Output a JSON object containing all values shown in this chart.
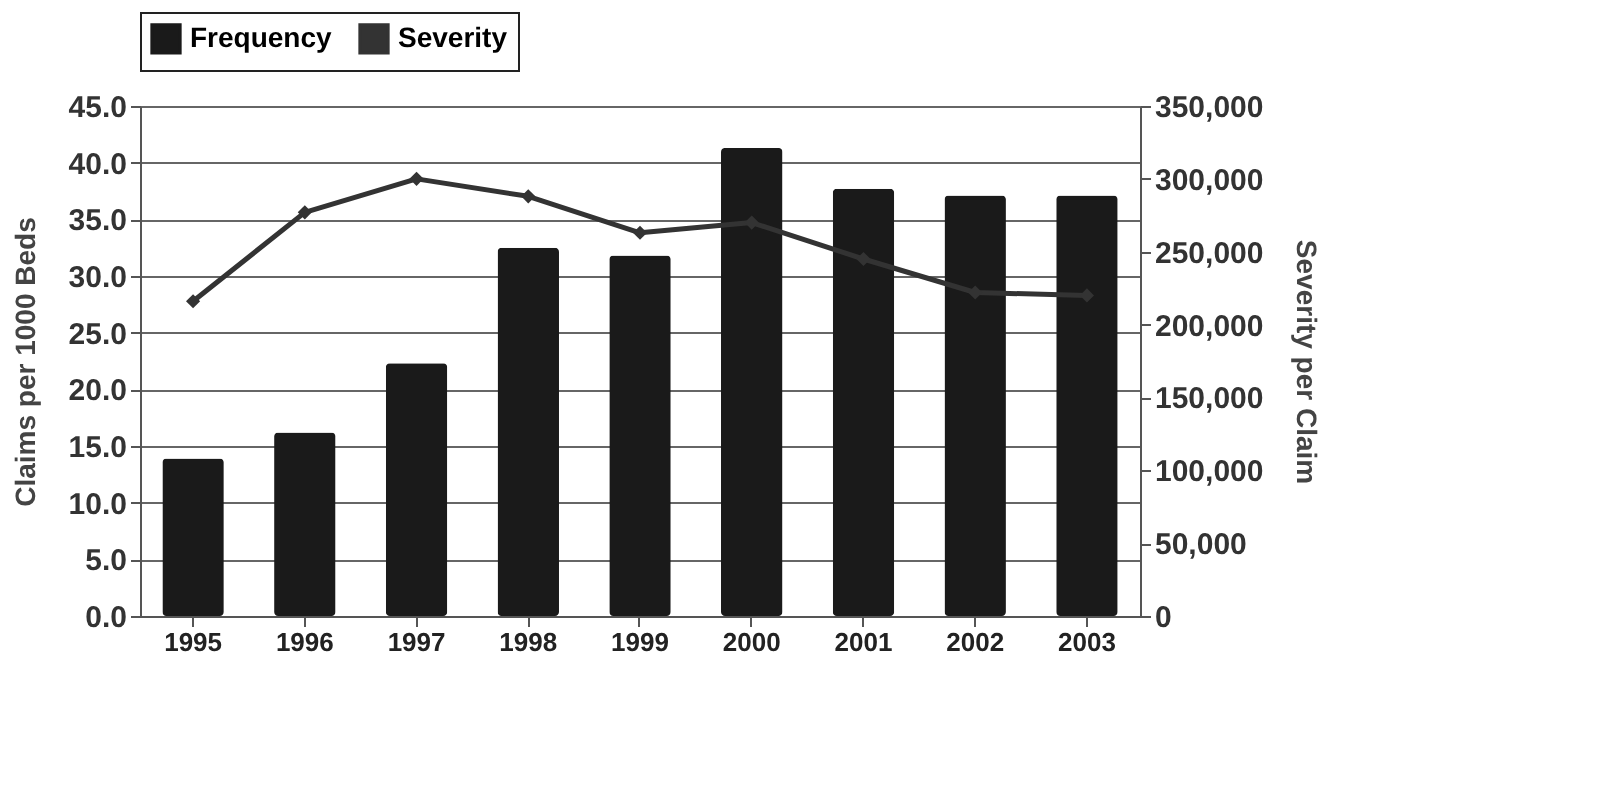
{
  "chart_data": {
    "type": "bar",
    "categories": [
      "1995",
      "1996",
      "1997",
      "1998",
      "1999",
      "2000",
      "2001",
      "2002",
      "2003"
    ],
    "ylabel": "Claims per 1000 Beds",
    "y2label": "Severity per Claim",
    "series": [
      {
        "name": "Frequency",
        "color": "#1a1a1a",
        "values": [
          13.9,
          16.2,
          22.3,
          32.5,
          31.8,
          41.3,
          37.7,
          37.1,
          37.1
        ]
      },
      {
        "name": "Severity",
        "type": "line",
        "axis": "y2",
        "color": "#333333",
        "values": [
          216000,
          277000,
          300000,
          288000,
          263000,
          270000,
          245000,
          222000,
          220000
        ]
      }
    ],
    "ylim": [
      0,
      45
    ],
    "yticks": [
      {
        "value": 0,
        "label": "0.0"
      },
      {
        "value": 5,
        "label": "5.0"
      },
      {
        "value": 10,
        "label": "10.0"
      },
      {
        "value": 15,
        "label": "15.0"
      },
      {
        "value": 20,
        "label": "20.0"
      },
      {
        "value": 25,
        "label": "25.0"
      },
      {
        "value": 30,
        "label": "30.0"
      },
      {
        "value": 35,
        "label": "35.0"
      },
      {
        "value": 40,
        "label": "40.0"
      },
      {
        "value": 45,
        "label": "45.0"
      }
    ],
    "y2lim": [
      0,
      350000
    ],
    "y2ticks": [
      {
        "value": 0,
        "label": "0"
      },
      {
        "value": 50000,
        "label": "50,000"
      },
      {
        "value": 100000,
        "label": "100,000"
      },
      {
        "value": 150000,
        "label": "150,000"
      },
      {
        "value": 200000,
        "label": "200,000"
      },
      {
        "value": 250000,
        "label": "250,000"
      },
      {
        "value": 300000,
        "label": "300,000"
      },
      {
        "value": 350000,
        "label": "350,000"
      }
    ],
    "grid": "y",
    "legend": "top",
    "marker": "diamond",
    "line_style": "solid"
  }
}
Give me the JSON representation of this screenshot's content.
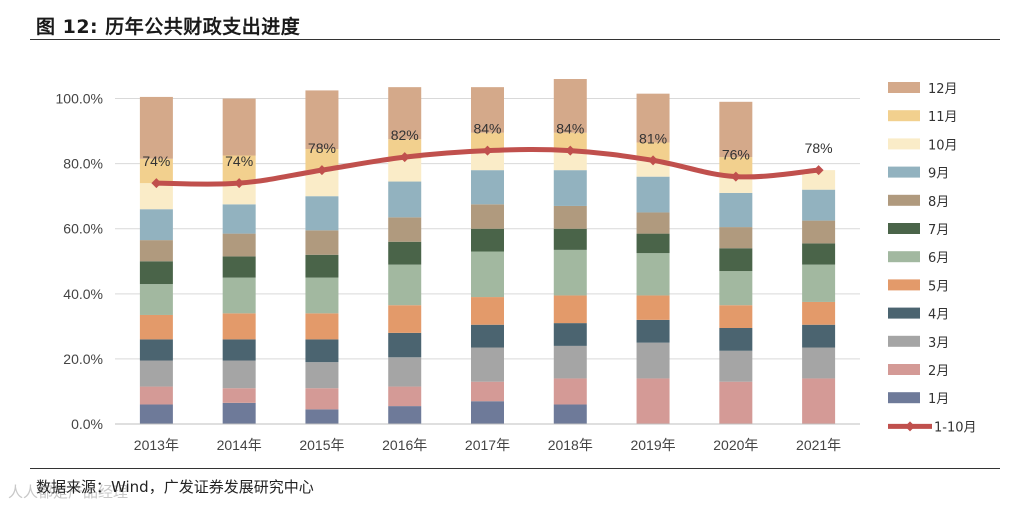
{
  "figure": {
    "title": "图  12:  历年公共财政支出进度",
    "source": "数据来源：Wind，广发证券发展研究中心",
    "watermark": "人人都是产品经理"
  },
  "chart_data": {
    "type": "bar",
    "subtype": "stacked-bar-with-line",
    "title": "历年公共财政支出进度",
    "xlabel": "",
    "ylabel": "",
    "ylim": [
      0,
      110
    ],
    "yticks": [
      0,
      20,
      40,
      60,
      80,
      100
    ],
    "ytick_labels": [
      "0.0%",
      "20.0%",
      "40.0%",
      "60.0%",
      "80.0%",
      "100.0%"
    ],
    "grid": true,
    "legend_position": "right",
    "categories": [
      "2013年",
      "2014年",
      "2015年",
      "2016年",
      "2017年",
      "2018年",
      "2019年",
      "2020年",
      "2021年"
    ],
    "series": [
      {
        "name": "1月",
        "color": "#6e7a99",
        "values": [
          6,
          6.5,
          4.5,
          5.5,
          7,
          6,
          null,
          null,
          null
        ]
      },
      {
        "name": "2月",
        "color": "#d49a96",
        "values": [
          5.5,
          4.5,
          6.5,
          6,
          6,
          8,
          14,
          13,
          14
        ]
      },
      {
        "name": "3月",
        "color": "#a5a5a5",
        "values": [
          8,
          8.5,
          8,
          9,
          10.5,
          10,
          11,
          9.5,
          9.5
        ]
      },
      {
        "name": "4月",
        "color": "#4b6470",
        "values": [
          6.5,
          6.5,
          7,
          7.5,
          7,
          7,
          7,
          7,
          7
        ]
      },
      {
        "name": "5月",
        "color": "#e39a6a",
        "values": [
          7.5,
          8,
          8,
          8.5,
          8.5,
          8.5,
          7.5,
          7,
          7
        ]
      },
      {
        "name": "6月",
        "color": "#a2b8a0",
        "values": [
          9.5,
          11,
          11,
          12.5,
          14,
          14,
          13,
          10.5,
          11.5
        ]
      },
      {
        "name": "7月",
        "color": "#4a6449",
        "values": [
          7,
          6.5,
          7,
          7,
          7,
          6.5,
          6,
          7,
          6.5
        ]
      },
      {
        "name": "8月",
        "color": "#b09a7e",
        "values": [
          6.5,
          7,
          7.5,
          7.5,
          7.5,
          7,
          6.5,
          6.5,
          7
        ]
      },
      {
        "name": "9月",
        "color": "#92b2bf",
        "values": [
          9.5,
          9,
          10.5,
          11,
          10.5,
          11,
          11,
          10.5,
          9.5
        ]
      },
      {
        "name": "10月",
        "color": "#faecc8",
        "values": [
          8,
          6.5,
          8,
          7,
          6,
          6,
          5,
          5.5,
          6
        ]
      },
      {
        "name": "11月",
        "color": "#f2d08e",
        "values": [
          7.5,
          8.5,
          6.5,
          6,
          5.5,
          5.5,
          5.5,
          5.5,
          null
        ]
      },
      {
        "name": "12月",
        "color": "#d4a98a",
        "values": [
          19,
          17.5,
          18,
          16,
          14,
          16.5,
          15,
          17,
          null
        ]
      }
    ],
    "line_series": {
      "name": "1-10月",
      "color": "#c0504d",
      "values": [
        74,
        74,
        78,
        82,
        84,
        84,
        81,
        76,
        78
      ],
      "data_labels": [
        "74%",
        "74%",
        "78%",
        "82%",
        "84%",
        "84%",
        "81%",
        "76%",
        "78%"
      ]
    }
  }
}
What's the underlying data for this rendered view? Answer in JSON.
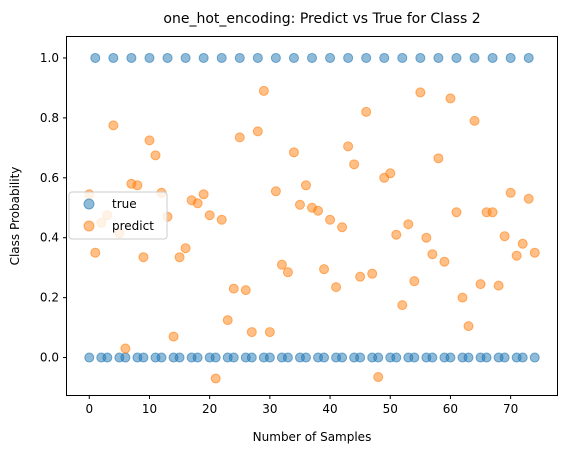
{
  "chart_data": {
    "type": "scatter",
    "title": "one_hot_encoding: Predict vs True for Class 2",
    "xlabel": "Number of Samples",
    "ylabel": "Class Probability",
    "xlim": [
      -3.7,
      77.7
    ],
    "ylim": [
      -0.125,
      1.07
    ],
    "xticks": [
      0,
      10,
      20,
      30,
      40,
      50,
      60,
      70
    ],
    "yticks": [
      0.0,
      0.2,
      0.4,
      0.6,
      0.8,
      1.0
    ],
    "ytick_labels": [
      "0.0",
      "0.2",
      "0.4",
      "0.6",
      "0.8",
      "1.0"
    ],
    "legend_position": "center-left",
    "grid": false,
    "series": [
      {
        "name": "true",
        "color": "#1f77b4",
        "x": [
          0,
          1,
          2,
          3,
          4,
          5,
          6,
          7,
          8,
          9,
          10,
          11,
          12,
          13,
          14,
          15,
          16,
          17,
          18,
          19,
          20,
          21,
          22,
          23,
          24,
          25,
          26,
          27,
          28,
          29,
          30,
          31,
          32,
          33,
          34,
          35,
          36,
          37,
          38,
          39,
          40,
          41,
          42,
          43,
          44,
          45,
          46,
          47,
          48,
          49,
          50,
          51,
          52,
          53,
          54,
          55,
          56,
          57,
          58,
          59,
          60,
          61,
          62,
          63,
          64,
          65,
          66,
          67,
          68,
          69,
          70,
          71,
          72,
          73,
          74
        ],
        "y": [
          0,
          1,
          0,
          0,
          1,
          0,
          0,
          1,
          0,
          0,
          1,
          0,
          0,
          1,
          0,
          0,
          1,
          0,
          0,
          1,
          0,
          0,
          1,
          0,
          0,
          1,
          0,
          0,
          1,
          0,
          0,
          1,
          0,
          0,
          1,
          0,
          0,
          1,
          0,
          0,
          1,
          0,
          0,
          1,
          0,
          0,
          1,
          0,
          0,
          1,
          0,
          0,
          1,
          0,
          0,
          1,
          0,
          0,
          1,
          0,
          0,
          1,
          0,
          0,
          1,
          0,
          0,
          1,
          0,
          0,
          1,
          0,
          0,
          1,
          0
        ]
      },
      {
        "name": "predict",
        "color": "#ff7f0e",
        "x": [
          0,
          1,
          2,
          3,
          4,
          5,
          6,
          7,
          8,
          9,
          10,
          11,
          12,
          13,
          14,
          15,
          16,
          17,
          18,
          19,
          20,
          21,
          22,
          23,
          24,
          25,
          26,
          27,
          28,
          29,
          30,
          31,
          32,
          33,
          34,
          35,
          36,
          37,
          38,
          39,
          40,
          41,
          42,
          43,
          44,
          45,
          46,
          47,
          48,
          49,
          50,
          51,
          52,
          53,
          54,
          55,
          56,
          57,
          58,
          59,
          60,
          61,
          62,
          63,
          64,
          65,
          66,
          67,
          68,
          69,
          70,
          71,
          72,
          73,
          74
        ],
        "y": [
          0.545,
          0.35,
          0.45,
          0.475,
          0.775,
          0.415,
          0.03,
          0.58,
          0.575,
          0.335,
          0.725,
          0.675,
          0.55,
          0.47,
          0.07,
          0.335,
          0.365,
          0.525,
          0.515,
          0.545,
          0.475,
          -0.07,
          0.46,
          0.125,
          0.23,
          0.735,
          0.225,
          0.085,
          0.755,
          0.89,
          0.085,
          0.555,
          0.31,
          0.285,
          0.685,
          0.51,
          0.575,
          0.5,
          0.49,
          0.295,
          0.46,
          0.235,
          0.435,
          0.705,
          0.645,
          0.27,
          0.82,
          0.28,
          -0.065,
          0.6,
          0.615,
          0.41,
          0.175,
          0.445,
          0.255,
          0.885,
          0.4,
          0.345,
          0.665,
          0.32,
          0.865,
          0.485,
          0.2,
          0.105,
          0.79,
          0.245,
          0.485,
          0.485,
          0.24,
          0.405,
          0.55,
          0.34,
          0.38,
          0.53,
          0.35
        ]
      }
    ]
  }
}
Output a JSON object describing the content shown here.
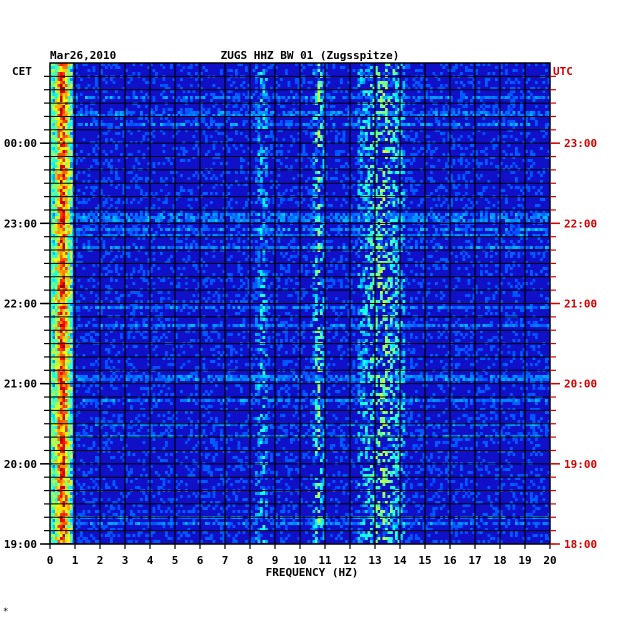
{
  "chart_data": {
    "type": "heatmap",
    "date": "Mar26,2010",
    "title": "ZUGS HHZ BW 01 (Zugsspitze)",
    "left_axis_label": "CET",
    "right_axis_label": "UTC",
    "xlabel": "FREQUENCY (HZ)",
    "x_ticks": [
      0,
      1,
      2,
      3,
      4,
      5,
      6,
      7,
      8,
      9,
      10,
      11,
      12,
      13,
      14,
      15,
      16,
      17,
      18,
      19,
      20
    ],
    "xlim": [
      0,
      20
    ],
    "left_time_ticks": [
      "00:00",
      "23:00",
      "22:00",
      "21:00",
      "20:00",
      "19:00"
    ],
    "right_time_ticks": [
      "23:00",
      "22:00",
      "21:00",
      "20:00",
      "19:00",
      "18:00"
    ],
    "time_range_utc": [
      "18:00",
      "24:00"
    ],
    "colormap": "jet",
    "background_color": "#1010c8",
    "label_color_left": "#000000",
    "label_color_right": "#d40000",
    "energy_bands_hz": [
      {
        "range": [
          0.1,
          0.8
        ],
        "level": "very high"
      },
      {
        "range": [
          10.5,
          10.9
        ],
        "level": "medium"
      },
      {
        "range": [
          12.3,
          14.2
        ],
        "level": "medium"
      },
      {
        "range": [
          8.2,
          8.7
        ],
        "level": "low"
      }
    ],
    "grid": true,
    "footer_mark": "*"
  }
}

——————

What you should do
Copy every line from the entries that contains the word "Output".

Task answer
Output a JSON object containing all values shown in this chart.
Output a JSON object describing the content shown here.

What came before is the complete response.